**任务一览:**
1. 根据关于盒马扩张的文档段落,盒马近日在各地同时开出了多少家门店?
2. 从记录中收集所有包含字符串“mode”的行,区分大小写。

**文档段落:**
•••••
盒马徒步在「漫长的季节」

跨时一年有余的融资已然不了了之,在获得全面盈利与阿里宣布拆分之后,盒马仿佛内生出新的动力源。一场全国范围的扩张,正在加速进行。


(资料图片)

近日,盒马在北京、上海、广州、深圳、杭州、西安、合肥、郑州等地,同时开出8家门店。并且宣布将在全国范围内同时开出12家新店,继续在北京、上海、广州、深圳、杭州、西安、合肥、郑州等地加强布局。

盒马正在应验此前侯毅所说的“今年的开店速度将远超以往”。

线下门店是盒马撬动流量和提供服务的一个重要支点,此时加大扩张力度,展示出良好的增长势头,勾勒出盒马意欲给资本市场讲述的故事主题。

但在策马奔腾的另一面,对这家命运长年摇摆不定,尝试业态多达十余种,创始人立场经常反复横跳,且盈利过程颇具争议的企业,外界又很难不去质疑:如此扩张会不会用力过猛,以致“虚不受补”?
•••••
方框坐标清单:
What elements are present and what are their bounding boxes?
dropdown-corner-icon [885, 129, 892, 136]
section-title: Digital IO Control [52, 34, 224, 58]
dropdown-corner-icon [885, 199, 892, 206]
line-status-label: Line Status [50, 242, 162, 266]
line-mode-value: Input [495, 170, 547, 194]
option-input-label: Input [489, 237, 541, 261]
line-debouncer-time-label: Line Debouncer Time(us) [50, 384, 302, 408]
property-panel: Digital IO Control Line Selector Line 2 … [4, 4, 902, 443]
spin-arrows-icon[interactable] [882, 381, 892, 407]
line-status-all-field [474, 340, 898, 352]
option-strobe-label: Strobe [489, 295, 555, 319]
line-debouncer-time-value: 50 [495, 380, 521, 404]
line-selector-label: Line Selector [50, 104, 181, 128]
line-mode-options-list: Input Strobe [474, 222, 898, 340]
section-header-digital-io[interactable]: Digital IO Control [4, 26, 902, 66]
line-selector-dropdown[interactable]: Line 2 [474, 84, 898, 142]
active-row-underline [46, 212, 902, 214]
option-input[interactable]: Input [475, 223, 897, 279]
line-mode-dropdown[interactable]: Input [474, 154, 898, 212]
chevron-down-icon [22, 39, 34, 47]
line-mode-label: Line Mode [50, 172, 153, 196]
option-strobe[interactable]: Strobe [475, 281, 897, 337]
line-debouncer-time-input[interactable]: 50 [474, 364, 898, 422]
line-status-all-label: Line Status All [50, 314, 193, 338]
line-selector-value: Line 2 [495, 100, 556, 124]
•••••
**参考答案:**
1. 8家。

2.
line-mode-value: Input [495, 170, 547, 194]
line-mode-options-list: Input Strobe [474, 222, 898, 340]
line-mode-dropdown[interactable]: Input [474, 154, 898, 212]
line-mode-label: Line Mode [50, 172, 153, 196]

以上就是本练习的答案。